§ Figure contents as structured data
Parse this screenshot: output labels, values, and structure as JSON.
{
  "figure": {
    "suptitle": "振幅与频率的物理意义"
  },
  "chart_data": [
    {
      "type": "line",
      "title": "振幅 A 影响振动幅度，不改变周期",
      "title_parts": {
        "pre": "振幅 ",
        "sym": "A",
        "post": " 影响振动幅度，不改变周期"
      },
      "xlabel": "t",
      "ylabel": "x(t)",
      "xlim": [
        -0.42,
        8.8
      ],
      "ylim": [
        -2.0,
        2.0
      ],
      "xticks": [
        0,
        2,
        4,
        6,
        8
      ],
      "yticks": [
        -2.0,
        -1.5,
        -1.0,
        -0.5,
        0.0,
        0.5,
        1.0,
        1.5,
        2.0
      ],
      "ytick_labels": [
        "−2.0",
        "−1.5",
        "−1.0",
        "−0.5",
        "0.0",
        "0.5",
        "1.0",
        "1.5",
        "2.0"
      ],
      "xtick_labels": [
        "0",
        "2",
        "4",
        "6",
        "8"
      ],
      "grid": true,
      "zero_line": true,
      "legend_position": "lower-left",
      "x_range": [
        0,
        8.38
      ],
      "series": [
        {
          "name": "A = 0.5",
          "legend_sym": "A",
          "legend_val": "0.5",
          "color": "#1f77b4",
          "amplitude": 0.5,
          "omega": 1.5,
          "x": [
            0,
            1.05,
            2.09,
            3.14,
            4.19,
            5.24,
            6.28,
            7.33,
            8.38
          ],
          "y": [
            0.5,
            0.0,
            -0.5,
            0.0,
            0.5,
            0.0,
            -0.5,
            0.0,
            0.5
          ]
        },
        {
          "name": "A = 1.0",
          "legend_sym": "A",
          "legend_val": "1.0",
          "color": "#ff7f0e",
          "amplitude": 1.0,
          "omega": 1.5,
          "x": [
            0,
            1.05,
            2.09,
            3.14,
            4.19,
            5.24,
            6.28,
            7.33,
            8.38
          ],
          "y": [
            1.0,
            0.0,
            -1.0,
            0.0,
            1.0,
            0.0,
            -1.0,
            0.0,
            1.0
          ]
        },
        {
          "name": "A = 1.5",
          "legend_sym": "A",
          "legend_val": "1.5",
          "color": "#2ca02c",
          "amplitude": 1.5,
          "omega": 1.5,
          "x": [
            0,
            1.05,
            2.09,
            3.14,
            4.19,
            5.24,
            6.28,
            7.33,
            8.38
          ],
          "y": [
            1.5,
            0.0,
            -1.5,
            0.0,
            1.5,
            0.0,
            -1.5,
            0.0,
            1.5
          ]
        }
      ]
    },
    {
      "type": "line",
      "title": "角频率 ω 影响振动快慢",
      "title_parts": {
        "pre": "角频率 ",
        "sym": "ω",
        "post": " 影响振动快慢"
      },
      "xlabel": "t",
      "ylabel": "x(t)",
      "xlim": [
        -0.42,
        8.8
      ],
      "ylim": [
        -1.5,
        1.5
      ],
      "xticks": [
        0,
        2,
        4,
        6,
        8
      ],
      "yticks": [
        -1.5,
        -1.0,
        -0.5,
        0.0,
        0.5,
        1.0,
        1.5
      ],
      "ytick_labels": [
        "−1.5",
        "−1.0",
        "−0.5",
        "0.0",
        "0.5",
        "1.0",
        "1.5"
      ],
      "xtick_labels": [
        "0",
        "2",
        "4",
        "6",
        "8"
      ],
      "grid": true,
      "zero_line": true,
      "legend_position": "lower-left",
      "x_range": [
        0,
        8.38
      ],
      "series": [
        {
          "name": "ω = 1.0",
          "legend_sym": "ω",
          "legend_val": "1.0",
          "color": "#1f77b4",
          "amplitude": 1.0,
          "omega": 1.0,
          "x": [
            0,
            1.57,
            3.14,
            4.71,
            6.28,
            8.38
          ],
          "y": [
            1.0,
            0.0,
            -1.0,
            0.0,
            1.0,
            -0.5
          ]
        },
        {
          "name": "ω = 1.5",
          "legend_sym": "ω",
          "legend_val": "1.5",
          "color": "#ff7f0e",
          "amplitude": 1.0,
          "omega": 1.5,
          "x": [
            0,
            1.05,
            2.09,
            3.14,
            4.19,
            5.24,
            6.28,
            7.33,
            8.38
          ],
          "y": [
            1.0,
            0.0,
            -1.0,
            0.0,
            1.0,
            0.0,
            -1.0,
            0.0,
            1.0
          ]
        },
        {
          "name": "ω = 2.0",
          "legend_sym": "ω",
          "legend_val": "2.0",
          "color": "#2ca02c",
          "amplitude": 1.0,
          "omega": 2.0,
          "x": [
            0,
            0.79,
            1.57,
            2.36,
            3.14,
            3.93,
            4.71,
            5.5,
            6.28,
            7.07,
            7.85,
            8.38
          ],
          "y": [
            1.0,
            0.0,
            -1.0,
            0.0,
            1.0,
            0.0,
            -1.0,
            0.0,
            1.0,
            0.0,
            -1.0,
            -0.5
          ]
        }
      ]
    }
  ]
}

§ Work to do
Return the whole listing exactly.

§ Task answer
Parse this screenshot: output labels, values, and structure as JSON.
{
  "figure": {
    "suptitle": "振幅与频率的物理意义"
  },
  "chart_data": [
    {
      "type": "line",
      "title": "振幅 A 影响振动幅度，不改变周期",
      "title_parts": {
        "pre": "振幅 ",
        "sym": "A",
        "post": " 影响振动幅度，不改变周期"
      },
      "xlabel": "t",
      "ylabel": "x(t)",
      "xlim": [
        -0.42,
        8.8
      ],
      "ylim": [
        -2.0,
        2.0
      ],
      "xticks": [
        0,
        2,
        4,
        6,
        8
      ],
      "yticks": [
        -2.0,
        -1.5,
        -1.0,
        -0.5,
        0.0,
        0.5,
        1.0,
        1.5,
        2.0
      ],
      "ytick_labels": [
        "−2.0",
        "−1.5",
        "−1.0",
        "−0.5",
        "0.0",
        "0.5",
        "1.0",
        "1.5",
        "2.0"
      ],
      "xtick_labels": [
        "0",
        "2",
        "4",
        "6",
        "8"
      ],
      "grid": true,
      "zero_line": true,
      "legend_position": "lower-left",
      "x_range": [
        0,
        8.38
      ],
      "series": [
        {
          "name": "A = 0.5",
          "legend_sym": "A",
          "legend_val": "0.5",
          "color": "#1f77b4",
          "amplitude": 0.5,
          "omega": 1.5,
          "x": [
            0,
            1.05,
            2.09,
            3.14,
            4.19,
            5.24,
            6.28,
            7.33,
            8.38
          ],
          "y": [
            0.5,
            0.0,
            -0.5,
            0.0,
            0.5,
            0.0,
            -0.5,
            0.0,
            0.5
          ]
        },
        {
          "name": "A = 1.0",
          "legend_sym": "A",
          "legend_val": "1.0",
          "color": "#ff7f0e",
          "amplitude": 1.0,
          "omega": 1.5,
          "x": [
            0,
            1.05,
            2.09,
            3.14,
            4.19,
            5.24,
            6.28,
            7.33,
            8.38
          ],
          "y": [
            1.0,
            0.0,
            -1.0,
            0.0,
            1.0,
            0.0,
            -1.0,
            0.0,
            1.0
          ]
        },
        {
          "name": "A = 1.5",
          "legend_sym": "A",
          "legend_val": "1.5",
          "color": "#2ca02c",
          "amplitude": 1.5,
          "omega": 1.5,
          "x": [
            0,
            1.05,
            2.09,
            3.14,
            4.19,
            5.24,
            6.28,
            7.33,
            8.38
          ],
          "y": [
            1.5,
            0.0,
            -1.5,
            0.0,
            1.5,
            0.0,
            -1.5,
            0.0,
            1.5
          ]
        }
      ]
    },
    {
      "type": "line",
      "title": "角频率 ω 影响振动快慢",
      "title_parts": {
        "pre": "角频率 ",
        "sym": "ω",
        "post": " 影响振动快慢"
      },
      "xlabel": "t",
      "ylabel": "x(t)",
      "xlim": [
        -0.42,
        8.8
      ],
      "ylim": [
        -1.5,
        1.5
      ],
      "xticks": [
        0,
        2,
        4,
        6,
        8
      ],
      "yticks": [
        -1.5,
        -1.0,
        -0.5,
        0.0,
        0.5,
        1.0,
        1.5
      ],
      "ytick_labels": [
        "−1.5",
        "−1.0",
        "−0.5",
        "0.0",
        "0.5",
        "1.0",
        "1.5"
      ],
      "xtick_labels": [
        "0",
        "2",
        "4",
        "6",
        "8"
      ],
      "grid": true,
      "zero_line": true,
      "legend_position": "lower-left",
      "x_range": [
        0,
        8.38
      ],
      "series": [
        {
          "name": "ω = 1.0",
          "legend_sym": "ω",
          "legend_val": "1.0",
          "color": "#1f77b4",
          "amplitude": 1.0,
          "omega": 1.0,
          "x": [
            0,
            1.57,
            3.14,
            4.71,
            6.28,
            8.38
          ],
          "y": [
            1.0,
            0.0,
            -1.0,
            0.0,
            1.0,
            -0.5
          ]
        },
        {
          "name": "ω = 1.5",
          "legend_sym": "ω",
          "legend_val": "1.5",
          "color": "#ff7f0e",
          "amplitude": 1.0,
          "omega": 1.5,
          "x": [
            0,
            1.05,
            2.09,
            3.14,
            4.19,
            5.24,
            6.28,
            7.33,
            8.38
          ],
          "y": [
            1.0,
            0.0,
            -1.0,
            0.0,
            1.0,
            0.0,
            -1.0,
            0.0,
            1.0
          ]
        },
        {
          "name": "ω = 2.0",
          "legend_sym": "ω",
          "legend_val": "2.0",
          "color": "#2ca02c",
          "amplitude": 1.0,
          "omega": 2.0,
          "x": [
            0,
            0.79,
            1.57,
            2.36,
            3.14,
            3.93,
            4.71,
            5.5,
            6.28,
            7.07,
            7.85,
            8.38
          ],
          "y": [
            1.0,
            0.0,
            -1.0,
            0.0,
            1.0,
            0.0,
            -1.0,
            0.0,
            1.0,
            0.0,
            -1.0,
            -0.5
          ]
        }
      ]
    }
  ]
}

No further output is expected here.